Job:
Reproduce all of the data that follows, character for character.
━━━ Entries provided
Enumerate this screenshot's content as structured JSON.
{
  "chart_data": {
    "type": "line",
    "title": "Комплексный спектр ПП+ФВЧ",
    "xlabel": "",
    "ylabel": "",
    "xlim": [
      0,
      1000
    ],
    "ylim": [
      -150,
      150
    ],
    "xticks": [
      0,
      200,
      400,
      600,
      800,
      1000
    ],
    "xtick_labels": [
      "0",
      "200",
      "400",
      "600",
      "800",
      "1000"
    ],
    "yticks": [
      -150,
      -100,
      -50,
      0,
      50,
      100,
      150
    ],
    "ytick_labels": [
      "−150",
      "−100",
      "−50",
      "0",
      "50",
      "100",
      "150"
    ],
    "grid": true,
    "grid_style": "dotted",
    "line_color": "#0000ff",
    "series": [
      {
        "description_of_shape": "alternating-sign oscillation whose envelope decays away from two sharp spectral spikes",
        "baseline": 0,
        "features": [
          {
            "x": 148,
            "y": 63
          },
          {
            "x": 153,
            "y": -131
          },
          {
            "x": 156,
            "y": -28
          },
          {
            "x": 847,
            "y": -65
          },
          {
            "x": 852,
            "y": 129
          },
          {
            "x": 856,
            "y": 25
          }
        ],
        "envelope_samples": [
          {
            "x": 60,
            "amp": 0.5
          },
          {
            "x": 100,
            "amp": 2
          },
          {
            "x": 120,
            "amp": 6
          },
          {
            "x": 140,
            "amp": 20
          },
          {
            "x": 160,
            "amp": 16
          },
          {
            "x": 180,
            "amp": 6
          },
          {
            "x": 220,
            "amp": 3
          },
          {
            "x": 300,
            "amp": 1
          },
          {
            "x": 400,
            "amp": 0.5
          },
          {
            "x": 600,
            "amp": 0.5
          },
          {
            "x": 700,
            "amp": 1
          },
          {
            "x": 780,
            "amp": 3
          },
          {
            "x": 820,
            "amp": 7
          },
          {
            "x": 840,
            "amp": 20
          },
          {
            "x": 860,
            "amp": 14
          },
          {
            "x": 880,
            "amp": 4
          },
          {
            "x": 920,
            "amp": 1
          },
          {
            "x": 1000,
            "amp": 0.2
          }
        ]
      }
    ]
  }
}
━━━━━━
Result for this exercise:
Enumerate this screenshot's content as structured JSON.
{
  "chart_data": {
    "type": "line",
    "title": "Комплексный спектр ПП+ФВЧ",
    "xlabel": "",
    "ylabel": "",
    "xlim": [
      0,
      1000
    ],
    "ylim": [
      -150,
      150
    ],
    "xticks": [
      0,
      200,
      400,
      600,
      800,
      1000
    ],
    "xtick_labels": [
      "0",
      "200",
      "400",
      "600",
      "800",
      "1000"
    ],
    "yticks": [
      -150,
      -100,
      -50,
      0,
      50,
      100,
      150
    ],
    "ytick_labels": [
      "−150",
      "−100",
      "−50",
      "0",
      "50",
      "100",
      "150"
    ],
    "grid": true,
    "grid_style": "dotted",
    "line_color": "#0000ff",
    "series": [
      {
        "description_of_shape": "alternating-sign oscillation whose envelope decays away from two sharp spectral spikes",
        "baseline": 0,
        "features": [
          {
            "x": 148,
            "y": 63
          },
          {
            "x": 153,
            "y": -131
          },
          {
            "x": 156,
            "y": -28
          },
          {
            "x": 847,
            "y": -65
          },
          {
            "x": 852,
            "y": 129
          },
          {
            "x": 856,
            "y": 25
          }
        ],
        "envelope_samples": [
          {
            "x": 60,
            "amp": 0.5
          },
          {
            "x": 100,
            "amp": 2
          },
          {
            "x": 120,
            "amp": 6
          },
          {
            "x": 140,
            "amp": 20
          },
          {
            "x": 160,
            "amp": 16
          },
          {
            "x": 180,
            "amp": 6
          },
          {
            "x": 220,
            "amp": 3
          },
          {
            "x": 300,
            "amp": 1
          },
          {
            "x": 400,
            "amp": 0.5
          },
          {
            "x": 600,
            "amp": 0.5
          },
          {
            "x": 700,
            "amp": 1
          },
          {
            "x": 780,
            "amp": 3
          },
          {
            "x": 820,
            "amp": 7
          },
          {
            "x": 840,
            "amp": 20
          },
          {
            "x": 860,
            "amp": 14
          },
          {
            "x": 880,
            "amp": 4
          },
          {
            "x": 920,
            "amp": 1
          },
          {
            "x": 1000,
            "amp": 0.2
          }
        ]
      }
    ]
  }
}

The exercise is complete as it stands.